-- Data excerpts --

════════════════════

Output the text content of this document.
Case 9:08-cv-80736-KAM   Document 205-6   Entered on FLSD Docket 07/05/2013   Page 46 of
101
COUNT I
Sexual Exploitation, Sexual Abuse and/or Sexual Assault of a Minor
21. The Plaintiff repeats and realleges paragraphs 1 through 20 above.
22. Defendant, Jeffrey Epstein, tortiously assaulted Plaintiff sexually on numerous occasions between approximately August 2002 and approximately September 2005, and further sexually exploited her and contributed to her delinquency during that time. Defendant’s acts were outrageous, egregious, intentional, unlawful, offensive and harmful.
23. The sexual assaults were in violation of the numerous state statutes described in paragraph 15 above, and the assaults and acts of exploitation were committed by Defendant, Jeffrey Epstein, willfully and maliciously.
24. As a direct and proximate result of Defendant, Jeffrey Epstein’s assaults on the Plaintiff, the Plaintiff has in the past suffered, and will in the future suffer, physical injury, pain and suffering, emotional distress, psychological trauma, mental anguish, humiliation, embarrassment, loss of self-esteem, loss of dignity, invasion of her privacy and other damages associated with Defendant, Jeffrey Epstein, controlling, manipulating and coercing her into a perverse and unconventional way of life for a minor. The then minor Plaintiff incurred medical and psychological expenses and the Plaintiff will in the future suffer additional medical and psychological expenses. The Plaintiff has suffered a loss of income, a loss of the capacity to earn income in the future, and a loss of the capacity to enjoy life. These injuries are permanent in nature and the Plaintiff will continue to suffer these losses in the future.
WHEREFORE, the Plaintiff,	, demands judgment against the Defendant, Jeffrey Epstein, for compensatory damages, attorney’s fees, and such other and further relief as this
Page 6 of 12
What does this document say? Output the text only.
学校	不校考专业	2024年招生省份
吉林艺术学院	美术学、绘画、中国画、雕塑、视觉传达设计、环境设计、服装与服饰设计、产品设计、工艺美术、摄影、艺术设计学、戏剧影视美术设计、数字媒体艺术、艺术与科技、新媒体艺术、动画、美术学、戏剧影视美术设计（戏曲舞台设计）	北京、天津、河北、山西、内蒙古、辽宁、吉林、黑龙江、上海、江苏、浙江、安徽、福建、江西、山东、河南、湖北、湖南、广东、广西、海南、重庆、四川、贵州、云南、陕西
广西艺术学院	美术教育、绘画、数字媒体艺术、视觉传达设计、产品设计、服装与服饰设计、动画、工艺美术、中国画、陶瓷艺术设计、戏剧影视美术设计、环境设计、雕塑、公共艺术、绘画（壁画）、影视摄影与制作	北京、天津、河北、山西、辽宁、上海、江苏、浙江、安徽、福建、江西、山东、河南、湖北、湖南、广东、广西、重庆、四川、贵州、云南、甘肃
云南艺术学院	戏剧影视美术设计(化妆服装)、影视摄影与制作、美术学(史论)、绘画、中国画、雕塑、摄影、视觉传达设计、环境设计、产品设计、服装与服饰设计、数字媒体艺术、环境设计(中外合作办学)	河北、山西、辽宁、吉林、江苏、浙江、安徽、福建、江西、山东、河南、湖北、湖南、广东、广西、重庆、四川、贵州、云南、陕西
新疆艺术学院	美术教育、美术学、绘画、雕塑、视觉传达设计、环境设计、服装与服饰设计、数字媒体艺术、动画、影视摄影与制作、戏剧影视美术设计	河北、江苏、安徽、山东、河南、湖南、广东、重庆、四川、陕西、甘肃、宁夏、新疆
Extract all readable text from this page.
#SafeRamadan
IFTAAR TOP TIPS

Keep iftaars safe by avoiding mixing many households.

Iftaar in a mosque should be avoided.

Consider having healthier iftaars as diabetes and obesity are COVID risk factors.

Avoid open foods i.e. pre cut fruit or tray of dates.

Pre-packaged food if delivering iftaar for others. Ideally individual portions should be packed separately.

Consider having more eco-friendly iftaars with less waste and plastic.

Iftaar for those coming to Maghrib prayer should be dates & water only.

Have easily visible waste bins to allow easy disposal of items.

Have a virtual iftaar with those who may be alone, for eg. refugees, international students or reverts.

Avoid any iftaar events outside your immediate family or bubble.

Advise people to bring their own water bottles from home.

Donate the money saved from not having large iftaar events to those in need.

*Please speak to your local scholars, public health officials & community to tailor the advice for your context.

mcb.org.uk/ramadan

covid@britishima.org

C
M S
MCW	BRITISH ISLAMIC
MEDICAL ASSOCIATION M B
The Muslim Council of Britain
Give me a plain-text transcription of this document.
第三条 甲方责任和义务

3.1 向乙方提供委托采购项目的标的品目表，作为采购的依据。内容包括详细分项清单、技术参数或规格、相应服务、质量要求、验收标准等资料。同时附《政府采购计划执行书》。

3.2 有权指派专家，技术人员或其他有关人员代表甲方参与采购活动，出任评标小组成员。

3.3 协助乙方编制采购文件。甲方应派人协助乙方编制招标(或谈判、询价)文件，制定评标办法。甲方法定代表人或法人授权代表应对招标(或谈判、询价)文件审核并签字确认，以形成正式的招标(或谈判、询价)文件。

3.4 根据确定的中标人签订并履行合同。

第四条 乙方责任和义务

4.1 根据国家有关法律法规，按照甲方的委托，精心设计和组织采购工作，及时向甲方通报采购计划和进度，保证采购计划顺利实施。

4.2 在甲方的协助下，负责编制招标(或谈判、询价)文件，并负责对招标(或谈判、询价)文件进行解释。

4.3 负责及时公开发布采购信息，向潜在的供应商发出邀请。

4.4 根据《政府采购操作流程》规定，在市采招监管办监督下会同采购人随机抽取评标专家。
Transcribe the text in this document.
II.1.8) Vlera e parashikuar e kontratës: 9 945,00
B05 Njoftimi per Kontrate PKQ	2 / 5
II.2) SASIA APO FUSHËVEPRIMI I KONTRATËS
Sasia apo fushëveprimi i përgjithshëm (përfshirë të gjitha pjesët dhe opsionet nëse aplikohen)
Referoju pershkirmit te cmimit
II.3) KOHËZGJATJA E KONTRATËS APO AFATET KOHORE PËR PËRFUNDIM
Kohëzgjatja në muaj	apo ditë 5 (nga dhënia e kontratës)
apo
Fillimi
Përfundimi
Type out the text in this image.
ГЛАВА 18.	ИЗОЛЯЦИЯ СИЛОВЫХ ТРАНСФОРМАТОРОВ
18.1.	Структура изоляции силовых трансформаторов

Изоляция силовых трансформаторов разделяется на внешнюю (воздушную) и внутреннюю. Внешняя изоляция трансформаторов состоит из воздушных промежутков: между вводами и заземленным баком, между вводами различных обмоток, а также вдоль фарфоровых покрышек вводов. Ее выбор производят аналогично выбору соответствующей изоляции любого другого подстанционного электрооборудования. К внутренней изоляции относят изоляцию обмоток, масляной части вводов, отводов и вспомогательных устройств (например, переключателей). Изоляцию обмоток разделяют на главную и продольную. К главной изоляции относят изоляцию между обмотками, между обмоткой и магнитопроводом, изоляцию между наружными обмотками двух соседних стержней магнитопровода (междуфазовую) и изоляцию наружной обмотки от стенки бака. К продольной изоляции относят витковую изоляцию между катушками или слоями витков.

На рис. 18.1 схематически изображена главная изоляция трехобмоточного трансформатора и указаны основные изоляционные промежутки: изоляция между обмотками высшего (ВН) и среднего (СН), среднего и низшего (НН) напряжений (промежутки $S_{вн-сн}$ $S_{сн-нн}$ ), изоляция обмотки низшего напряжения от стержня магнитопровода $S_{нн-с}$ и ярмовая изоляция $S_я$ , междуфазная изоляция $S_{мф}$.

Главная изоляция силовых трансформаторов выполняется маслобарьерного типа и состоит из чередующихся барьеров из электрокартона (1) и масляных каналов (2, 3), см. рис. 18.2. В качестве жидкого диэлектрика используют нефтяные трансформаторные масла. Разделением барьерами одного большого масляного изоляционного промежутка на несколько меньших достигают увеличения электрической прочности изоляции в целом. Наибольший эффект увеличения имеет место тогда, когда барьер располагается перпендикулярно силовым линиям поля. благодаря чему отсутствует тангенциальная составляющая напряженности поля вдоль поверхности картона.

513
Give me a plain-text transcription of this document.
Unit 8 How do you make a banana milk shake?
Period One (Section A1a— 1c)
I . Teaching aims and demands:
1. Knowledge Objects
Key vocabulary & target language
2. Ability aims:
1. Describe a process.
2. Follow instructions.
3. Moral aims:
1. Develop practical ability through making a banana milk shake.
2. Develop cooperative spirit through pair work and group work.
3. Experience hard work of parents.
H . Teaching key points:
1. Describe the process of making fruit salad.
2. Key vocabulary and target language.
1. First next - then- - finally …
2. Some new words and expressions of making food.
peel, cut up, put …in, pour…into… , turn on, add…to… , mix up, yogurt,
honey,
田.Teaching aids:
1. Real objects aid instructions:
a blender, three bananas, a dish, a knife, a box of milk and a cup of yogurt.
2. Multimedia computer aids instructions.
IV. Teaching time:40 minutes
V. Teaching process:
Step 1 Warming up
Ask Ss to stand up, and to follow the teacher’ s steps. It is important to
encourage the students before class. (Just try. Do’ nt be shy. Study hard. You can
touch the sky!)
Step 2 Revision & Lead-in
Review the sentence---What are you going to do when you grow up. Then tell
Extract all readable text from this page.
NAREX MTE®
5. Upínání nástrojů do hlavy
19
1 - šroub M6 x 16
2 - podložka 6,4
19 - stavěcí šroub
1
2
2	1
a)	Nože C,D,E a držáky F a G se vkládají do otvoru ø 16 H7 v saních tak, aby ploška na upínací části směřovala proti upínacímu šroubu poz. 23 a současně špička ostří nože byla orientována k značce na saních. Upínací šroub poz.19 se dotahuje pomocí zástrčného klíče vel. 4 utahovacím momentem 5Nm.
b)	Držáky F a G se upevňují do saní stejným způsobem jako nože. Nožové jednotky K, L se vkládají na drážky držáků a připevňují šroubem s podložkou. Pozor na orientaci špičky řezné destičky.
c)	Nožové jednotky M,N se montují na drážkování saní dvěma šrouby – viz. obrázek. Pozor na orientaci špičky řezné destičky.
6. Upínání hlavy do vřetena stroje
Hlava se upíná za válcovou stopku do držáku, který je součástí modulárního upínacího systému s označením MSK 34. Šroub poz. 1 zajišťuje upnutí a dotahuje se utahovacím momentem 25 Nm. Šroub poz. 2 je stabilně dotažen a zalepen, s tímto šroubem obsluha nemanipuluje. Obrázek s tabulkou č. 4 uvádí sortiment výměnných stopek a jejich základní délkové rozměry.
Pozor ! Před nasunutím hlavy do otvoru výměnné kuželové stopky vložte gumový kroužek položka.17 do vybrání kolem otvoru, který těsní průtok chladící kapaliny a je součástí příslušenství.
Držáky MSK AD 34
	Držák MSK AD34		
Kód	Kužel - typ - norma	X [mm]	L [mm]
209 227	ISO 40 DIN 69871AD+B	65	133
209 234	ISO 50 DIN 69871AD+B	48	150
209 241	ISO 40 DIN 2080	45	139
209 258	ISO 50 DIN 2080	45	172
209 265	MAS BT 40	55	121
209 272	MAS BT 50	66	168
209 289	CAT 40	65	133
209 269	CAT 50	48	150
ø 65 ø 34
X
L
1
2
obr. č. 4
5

════════════════════

Find each line holding the string "should" and copy it out.

Iftaar in a mosque should be avoided.
Pre-packaged food if delivering iftaar for others. Ideally individual portions should be packed separately.
Iftaar for those coming to Maghrib prayer should be dates & water only.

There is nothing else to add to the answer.